#### The task:
The entries below should be transcribed exactly, every one of them.
--*--
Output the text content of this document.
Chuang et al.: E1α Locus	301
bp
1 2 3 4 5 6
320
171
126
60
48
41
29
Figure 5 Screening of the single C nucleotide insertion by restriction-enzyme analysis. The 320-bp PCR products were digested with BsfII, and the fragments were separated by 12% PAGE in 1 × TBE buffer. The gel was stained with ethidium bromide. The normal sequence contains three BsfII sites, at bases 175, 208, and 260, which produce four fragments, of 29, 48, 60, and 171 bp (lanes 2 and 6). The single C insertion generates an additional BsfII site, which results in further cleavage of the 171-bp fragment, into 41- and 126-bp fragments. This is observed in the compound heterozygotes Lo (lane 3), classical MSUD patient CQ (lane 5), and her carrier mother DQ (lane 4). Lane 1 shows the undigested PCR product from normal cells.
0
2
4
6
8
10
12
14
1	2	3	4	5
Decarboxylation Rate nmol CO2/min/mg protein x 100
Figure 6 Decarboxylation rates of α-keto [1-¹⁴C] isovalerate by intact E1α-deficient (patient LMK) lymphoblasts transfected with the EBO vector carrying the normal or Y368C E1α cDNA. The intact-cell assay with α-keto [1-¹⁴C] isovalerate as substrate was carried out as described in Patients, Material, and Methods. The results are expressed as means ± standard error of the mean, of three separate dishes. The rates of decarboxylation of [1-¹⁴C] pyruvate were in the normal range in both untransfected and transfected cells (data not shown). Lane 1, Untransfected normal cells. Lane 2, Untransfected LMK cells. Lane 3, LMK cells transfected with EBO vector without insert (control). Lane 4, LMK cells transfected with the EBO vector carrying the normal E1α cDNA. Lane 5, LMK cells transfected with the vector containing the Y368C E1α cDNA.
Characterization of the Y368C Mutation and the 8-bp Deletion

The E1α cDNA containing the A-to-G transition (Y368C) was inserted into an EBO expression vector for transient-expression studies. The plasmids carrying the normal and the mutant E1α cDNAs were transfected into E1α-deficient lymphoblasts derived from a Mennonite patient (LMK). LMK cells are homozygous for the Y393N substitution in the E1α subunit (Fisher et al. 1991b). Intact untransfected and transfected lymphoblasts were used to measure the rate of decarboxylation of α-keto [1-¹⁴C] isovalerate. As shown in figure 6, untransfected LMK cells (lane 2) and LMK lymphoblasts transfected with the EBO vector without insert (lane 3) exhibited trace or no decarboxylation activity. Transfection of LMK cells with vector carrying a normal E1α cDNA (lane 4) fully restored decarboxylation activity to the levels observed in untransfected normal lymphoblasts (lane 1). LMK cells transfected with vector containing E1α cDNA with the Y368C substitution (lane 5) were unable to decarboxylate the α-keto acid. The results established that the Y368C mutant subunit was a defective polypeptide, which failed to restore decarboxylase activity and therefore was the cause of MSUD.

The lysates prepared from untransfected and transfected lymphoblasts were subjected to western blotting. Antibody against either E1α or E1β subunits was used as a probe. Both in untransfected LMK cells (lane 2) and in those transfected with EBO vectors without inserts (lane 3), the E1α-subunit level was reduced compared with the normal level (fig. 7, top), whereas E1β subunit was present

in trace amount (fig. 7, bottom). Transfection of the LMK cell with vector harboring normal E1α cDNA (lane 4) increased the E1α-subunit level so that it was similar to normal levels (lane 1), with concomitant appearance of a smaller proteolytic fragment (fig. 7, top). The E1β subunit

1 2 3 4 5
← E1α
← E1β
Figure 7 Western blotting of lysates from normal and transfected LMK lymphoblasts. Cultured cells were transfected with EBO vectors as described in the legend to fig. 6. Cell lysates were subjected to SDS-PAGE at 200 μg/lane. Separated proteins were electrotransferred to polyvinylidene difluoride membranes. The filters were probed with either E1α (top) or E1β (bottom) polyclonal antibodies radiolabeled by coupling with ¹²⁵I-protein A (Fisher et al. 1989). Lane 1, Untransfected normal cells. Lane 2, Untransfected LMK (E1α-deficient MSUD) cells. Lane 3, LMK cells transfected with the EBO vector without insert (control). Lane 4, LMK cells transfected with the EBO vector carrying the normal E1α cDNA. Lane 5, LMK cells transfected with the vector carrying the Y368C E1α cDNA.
--*--
#### Task result:
Output the text content of this document.
Chuang et al.: E1α Locus	301
bp
1 2 3 4 5 6
320
171
126
60
48
41
29
Figure 5 Screening of the single C nucleotide insertion by restriction-enzyme analysis. The 320-bp PCR products were digested with BsfII, and the fragments were separated by 12% PAGE in 1 × TBE buffer. The gel was stained with ethidium bromide. The normal sequence contains three BsfII sites, at bases 175, 208, and 260, which produce four fragments, of 29, 48, 60, and 171 bp (lanes 2 and 6). The single C insertion generates an additional BsfII site, which results in further cleavage of the 171-bp fragment, into 41- and 126-bp fragments. This is observed in the compound heterozygotes Lo (lane 3), classical MSUD patient CQ (lane 5), and her carrier mother DQ (lane 4). Lane 1 shows the undigested PCR product from normal cells.
0
2
4
6
8
10
12
14
1	2	3	4	5
Decarboxylation Rate nmol CO2/min/mg protein x 100
Figure 6 Decarboxylation rates of α-keto [1-¹⁴C] isovalerate by intact E1α-deficient (patient LMK) lymphoblasts transfected with the EBO vector carrying the normal or Y368C E1α cDNA. The intact-cell assay with α-keto [1-¹⁴C] isovalerate as substrate was carried out as described in Patients, Material, and Methods. The results are expressed as means ± standard error of the mean, of three separate dishes. The rates of decarboxylation of [1-¹⁴C] pyruvate were in the normal range in both untransfected and transfected cells (data not shown). Lane 1, Untransfected normal cells. Lane 2, Untransfected LMK cells. Lane 3, LMK cells transfected with EBO vector without insert (control). Lane 4, LMK cells transfected with the EBO vector carrying the normal E1α cDNA. Lane 5, LMK cells transfected with the vector containing the Y368C E1α cDNA.
Characterization of the Y368C Mutation and the 8-bp Deletion

The E1α cDNA containing the A-to-G transition (Y368C) was inserted into an EBO expression vector for transient-expression studies. The plasmids carrying the normal and the mutant E1α cDNAs were transfected into E1α-deficient lymphoblasts derived from a Mennonite patient (LMK). LMK cells are homozygous for the Y393N substitution in the E1α subunit (Fisher et al. 1991b). Intact untransfected and transfected lymphoblasts were used to measure the rate of decarboxylation of α-keto [1-¹⁴C] isovalerate. As shown in figure 6, untransfected LMK cells (lane 2) and LMK lymphoblasts transfected with the EBO vector without insert (lane 3) exhibited trace or no decarboxylation activity. Transfection of LMK cells with vector carrying a normal E1α cDNA (lane 4) fully restored decarboxylation activity to the levels observed in untransfected normal lymphoblasts (lane 1). LMK cells transfected with vector containing E1α cDNA with the Y368C substitution (lane 5) were unable to decarboxylate the α-keto acid. The results established that the Y368C mutant subunit was a defective polypeptide, which failed to restore decarboxylase activity and therefore was the cause of MSUD.

The lysates prepared from untransfected and transfected lymphoblasts were subjected to western blotting. Antibody against either E1α or E1β subunits was used as a probe. Both in untransfected LMK cells (lane 2) and in those transfected with EBO vectors without inserts (lane 3), the E1α-subunit level was reduced compared with the normal level (fig. 7, top), whereas E1β subunit was present

in trace amount (fig. 7, bottom). Transfection of the LMK cell with vector harboring normal E1α cDNA (lane 4) increased the E1α-subunit level so that it was similar to normal levels (lane 1), with concomitant appearance of a smaller proteolytic fragment (fig. 7, top). The E1β subunit

1 2 3 4 5
← E1α
← E1β
Figure 7 Western blotting of lysates from normal and transfected LMK lymphoblasts. Cultured cells were transfected with EBO vectors as described in the legend to fig. 6. Cell lysates were subjected to SDS-PAGE at 200 μg/lane. Separated proteins were electrotransferred to polyvinylidene difluoride membranes. The filters were probed with either E1α (top) or E1β (bottom) polyclonal antibodies radiolabeled by coupling with ¹²⁵I-protein A (Fisher et al. 1989). Lane 1, Untransfected normal cells. Lane 2, Untransfected LMK (E1α-deficient MSUD) cells. Lane 3, LMK cells transfected with the EBO vector without insert (control). Lane 4, LMK cells transfected with the EBO vector carrying the normal E1α cDNA. Lane 5, LMK cells transfected with the vector carrying the Y368C E1α cDNA.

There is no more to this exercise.